▽
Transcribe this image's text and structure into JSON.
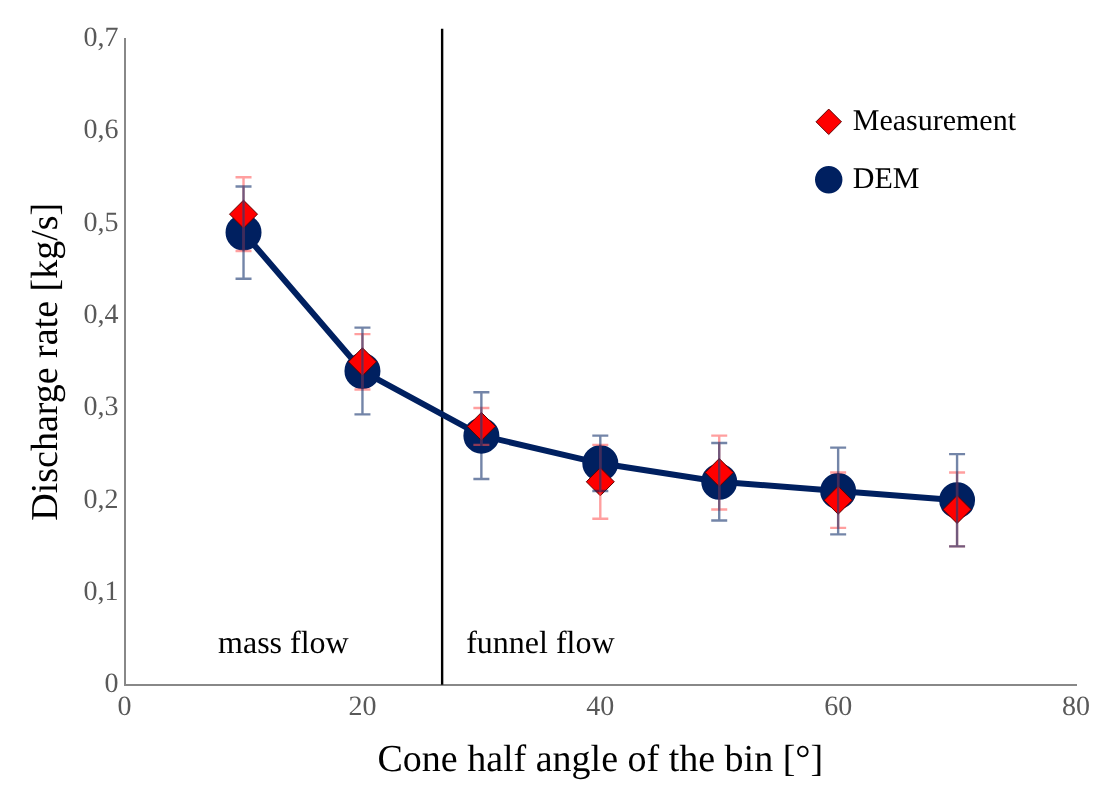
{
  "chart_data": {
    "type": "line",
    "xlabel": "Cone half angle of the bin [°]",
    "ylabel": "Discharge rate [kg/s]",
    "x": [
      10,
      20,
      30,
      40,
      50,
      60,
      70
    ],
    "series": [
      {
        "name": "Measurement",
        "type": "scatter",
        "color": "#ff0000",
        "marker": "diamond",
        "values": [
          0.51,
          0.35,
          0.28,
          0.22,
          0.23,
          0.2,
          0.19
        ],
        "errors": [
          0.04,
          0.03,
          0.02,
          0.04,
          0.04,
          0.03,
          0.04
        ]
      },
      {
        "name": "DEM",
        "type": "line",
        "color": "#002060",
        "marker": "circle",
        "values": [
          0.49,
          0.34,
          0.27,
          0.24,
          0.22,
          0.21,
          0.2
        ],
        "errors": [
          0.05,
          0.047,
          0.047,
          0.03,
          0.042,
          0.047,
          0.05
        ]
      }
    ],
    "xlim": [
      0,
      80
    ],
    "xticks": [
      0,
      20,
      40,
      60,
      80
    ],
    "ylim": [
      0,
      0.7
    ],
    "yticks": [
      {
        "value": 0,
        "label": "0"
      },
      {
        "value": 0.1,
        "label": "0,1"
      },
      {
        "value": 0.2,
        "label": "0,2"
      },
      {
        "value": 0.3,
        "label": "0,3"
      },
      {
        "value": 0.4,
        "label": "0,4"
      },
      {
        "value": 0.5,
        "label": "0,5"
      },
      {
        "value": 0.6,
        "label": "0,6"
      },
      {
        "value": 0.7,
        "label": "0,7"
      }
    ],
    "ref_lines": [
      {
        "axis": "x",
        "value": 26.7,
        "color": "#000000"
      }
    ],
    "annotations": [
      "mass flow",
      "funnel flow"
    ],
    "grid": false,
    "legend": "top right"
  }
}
△
**Exercise aim**
Pull out all lines of the data with the string "color".

**Written solution**
        "color": "#ff0000",
        "color": "#002060",
        "color": "#000000"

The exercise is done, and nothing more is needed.